Problem to solve —
Return each line of the listing that contains the string "name".

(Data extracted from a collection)
>> Begin

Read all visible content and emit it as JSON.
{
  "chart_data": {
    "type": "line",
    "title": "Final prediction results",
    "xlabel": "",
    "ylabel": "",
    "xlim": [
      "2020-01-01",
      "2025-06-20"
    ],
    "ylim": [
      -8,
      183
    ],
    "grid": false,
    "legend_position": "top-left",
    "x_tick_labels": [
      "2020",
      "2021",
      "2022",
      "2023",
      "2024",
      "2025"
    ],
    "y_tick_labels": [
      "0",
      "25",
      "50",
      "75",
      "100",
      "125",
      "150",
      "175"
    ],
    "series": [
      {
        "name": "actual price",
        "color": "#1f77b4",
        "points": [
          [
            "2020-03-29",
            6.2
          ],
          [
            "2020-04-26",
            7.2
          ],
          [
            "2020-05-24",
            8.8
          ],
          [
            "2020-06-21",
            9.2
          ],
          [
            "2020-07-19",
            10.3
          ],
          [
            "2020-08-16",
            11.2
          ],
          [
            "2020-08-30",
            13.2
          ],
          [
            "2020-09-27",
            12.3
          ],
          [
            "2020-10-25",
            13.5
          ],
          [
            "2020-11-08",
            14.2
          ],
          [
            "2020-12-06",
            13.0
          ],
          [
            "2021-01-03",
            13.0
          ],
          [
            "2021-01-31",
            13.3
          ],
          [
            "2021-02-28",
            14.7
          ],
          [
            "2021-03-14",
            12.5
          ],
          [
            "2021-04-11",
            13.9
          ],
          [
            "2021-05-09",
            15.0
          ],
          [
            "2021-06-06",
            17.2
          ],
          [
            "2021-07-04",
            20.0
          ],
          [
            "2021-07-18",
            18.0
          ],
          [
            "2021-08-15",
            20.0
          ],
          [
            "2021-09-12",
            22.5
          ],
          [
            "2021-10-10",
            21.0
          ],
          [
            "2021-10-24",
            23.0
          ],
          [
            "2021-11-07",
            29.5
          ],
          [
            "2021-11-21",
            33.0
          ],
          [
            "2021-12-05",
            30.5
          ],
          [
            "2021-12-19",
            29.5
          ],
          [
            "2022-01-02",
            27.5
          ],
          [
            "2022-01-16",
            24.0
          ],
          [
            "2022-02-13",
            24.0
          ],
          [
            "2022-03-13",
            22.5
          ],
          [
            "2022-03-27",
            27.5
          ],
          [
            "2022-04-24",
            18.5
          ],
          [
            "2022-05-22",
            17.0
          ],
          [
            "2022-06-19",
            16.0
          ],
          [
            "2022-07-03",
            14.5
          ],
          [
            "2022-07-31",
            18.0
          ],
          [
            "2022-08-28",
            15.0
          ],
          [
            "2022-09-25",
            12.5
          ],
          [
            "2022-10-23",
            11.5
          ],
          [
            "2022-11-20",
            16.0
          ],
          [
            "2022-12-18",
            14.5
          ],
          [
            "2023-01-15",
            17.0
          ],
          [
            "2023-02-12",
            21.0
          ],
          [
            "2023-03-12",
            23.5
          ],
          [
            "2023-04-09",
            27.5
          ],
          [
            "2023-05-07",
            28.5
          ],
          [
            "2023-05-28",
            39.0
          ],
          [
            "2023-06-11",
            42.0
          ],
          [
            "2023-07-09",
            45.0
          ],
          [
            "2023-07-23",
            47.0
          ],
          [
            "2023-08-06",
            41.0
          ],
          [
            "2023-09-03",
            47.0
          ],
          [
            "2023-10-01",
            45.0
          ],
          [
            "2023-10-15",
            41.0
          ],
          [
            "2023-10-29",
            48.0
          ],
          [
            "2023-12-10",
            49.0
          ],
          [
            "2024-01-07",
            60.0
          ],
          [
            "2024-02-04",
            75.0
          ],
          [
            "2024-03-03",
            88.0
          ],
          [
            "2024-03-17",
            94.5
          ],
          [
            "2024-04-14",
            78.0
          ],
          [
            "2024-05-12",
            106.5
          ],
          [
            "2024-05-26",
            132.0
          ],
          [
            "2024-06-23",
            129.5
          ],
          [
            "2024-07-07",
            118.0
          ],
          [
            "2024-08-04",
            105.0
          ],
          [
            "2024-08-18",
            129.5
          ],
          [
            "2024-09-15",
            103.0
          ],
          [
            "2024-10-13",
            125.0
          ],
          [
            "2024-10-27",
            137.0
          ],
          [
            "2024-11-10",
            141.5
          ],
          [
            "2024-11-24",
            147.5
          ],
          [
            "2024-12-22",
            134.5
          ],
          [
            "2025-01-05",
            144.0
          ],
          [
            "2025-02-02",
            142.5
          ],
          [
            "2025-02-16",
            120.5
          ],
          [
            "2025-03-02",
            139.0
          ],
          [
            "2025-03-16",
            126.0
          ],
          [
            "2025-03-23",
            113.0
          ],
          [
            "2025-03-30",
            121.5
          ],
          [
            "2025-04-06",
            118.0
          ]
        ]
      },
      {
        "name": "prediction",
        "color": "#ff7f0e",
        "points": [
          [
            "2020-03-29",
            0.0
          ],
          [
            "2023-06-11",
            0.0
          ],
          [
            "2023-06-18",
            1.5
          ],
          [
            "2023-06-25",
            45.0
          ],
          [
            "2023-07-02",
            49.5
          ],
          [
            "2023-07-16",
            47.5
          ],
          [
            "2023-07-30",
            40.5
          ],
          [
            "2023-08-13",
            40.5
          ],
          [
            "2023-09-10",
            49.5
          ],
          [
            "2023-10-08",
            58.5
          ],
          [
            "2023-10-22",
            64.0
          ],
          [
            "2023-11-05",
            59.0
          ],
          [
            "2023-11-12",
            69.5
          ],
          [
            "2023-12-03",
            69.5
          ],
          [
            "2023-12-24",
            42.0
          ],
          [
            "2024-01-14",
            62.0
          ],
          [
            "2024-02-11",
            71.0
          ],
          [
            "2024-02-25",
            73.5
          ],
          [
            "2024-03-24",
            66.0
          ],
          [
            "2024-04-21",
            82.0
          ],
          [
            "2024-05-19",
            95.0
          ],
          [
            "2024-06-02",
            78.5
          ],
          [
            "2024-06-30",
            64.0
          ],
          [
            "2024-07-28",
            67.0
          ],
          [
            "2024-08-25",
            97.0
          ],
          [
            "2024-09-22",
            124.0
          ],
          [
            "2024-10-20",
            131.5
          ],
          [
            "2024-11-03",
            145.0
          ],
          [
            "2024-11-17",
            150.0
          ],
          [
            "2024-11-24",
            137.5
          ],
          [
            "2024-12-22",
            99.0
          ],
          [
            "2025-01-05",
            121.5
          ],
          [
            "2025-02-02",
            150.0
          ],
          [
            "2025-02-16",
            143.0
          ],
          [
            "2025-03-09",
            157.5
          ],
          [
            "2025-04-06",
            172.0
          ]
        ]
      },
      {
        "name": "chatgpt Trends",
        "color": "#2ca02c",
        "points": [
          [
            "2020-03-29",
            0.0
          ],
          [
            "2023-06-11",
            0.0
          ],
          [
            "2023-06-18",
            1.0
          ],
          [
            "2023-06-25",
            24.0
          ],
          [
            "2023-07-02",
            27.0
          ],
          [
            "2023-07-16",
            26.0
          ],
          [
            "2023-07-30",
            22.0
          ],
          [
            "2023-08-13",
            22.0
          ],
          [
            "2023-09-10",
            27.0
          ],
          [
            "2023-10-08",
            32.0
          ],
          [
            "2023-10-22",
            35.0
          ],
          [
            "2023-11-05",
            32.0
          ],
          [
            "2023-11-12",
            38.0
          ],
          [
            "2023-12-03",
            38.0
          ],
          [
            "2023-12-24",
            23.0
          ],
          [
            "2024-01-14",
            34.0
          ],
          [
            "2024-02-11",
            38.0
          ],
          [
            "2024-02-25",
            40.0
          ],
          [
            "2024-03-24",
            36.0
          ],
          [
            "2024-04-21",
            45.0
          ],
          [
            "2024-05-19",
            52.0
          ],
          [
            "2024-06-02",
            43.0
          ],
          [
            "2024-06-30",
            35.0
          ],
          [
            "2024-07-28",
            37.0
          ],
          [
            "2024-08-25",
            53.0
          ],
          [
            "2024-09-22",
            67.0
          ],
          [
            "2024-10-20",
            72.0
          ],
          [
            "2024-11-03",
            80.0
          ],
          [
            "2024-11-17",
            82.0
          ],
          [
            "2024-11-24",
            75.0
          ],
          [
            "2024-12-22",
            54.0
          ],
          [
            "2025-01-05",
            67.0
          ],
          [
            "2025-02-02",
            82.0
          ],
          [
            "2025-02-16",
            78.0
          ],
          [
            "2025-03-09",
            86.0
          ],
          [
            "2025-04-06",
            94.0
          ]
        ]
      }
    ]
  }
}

>> End

Written response —
        "name": "actual price",
        "name": "prediction",
        "name": "chatgpt Trends",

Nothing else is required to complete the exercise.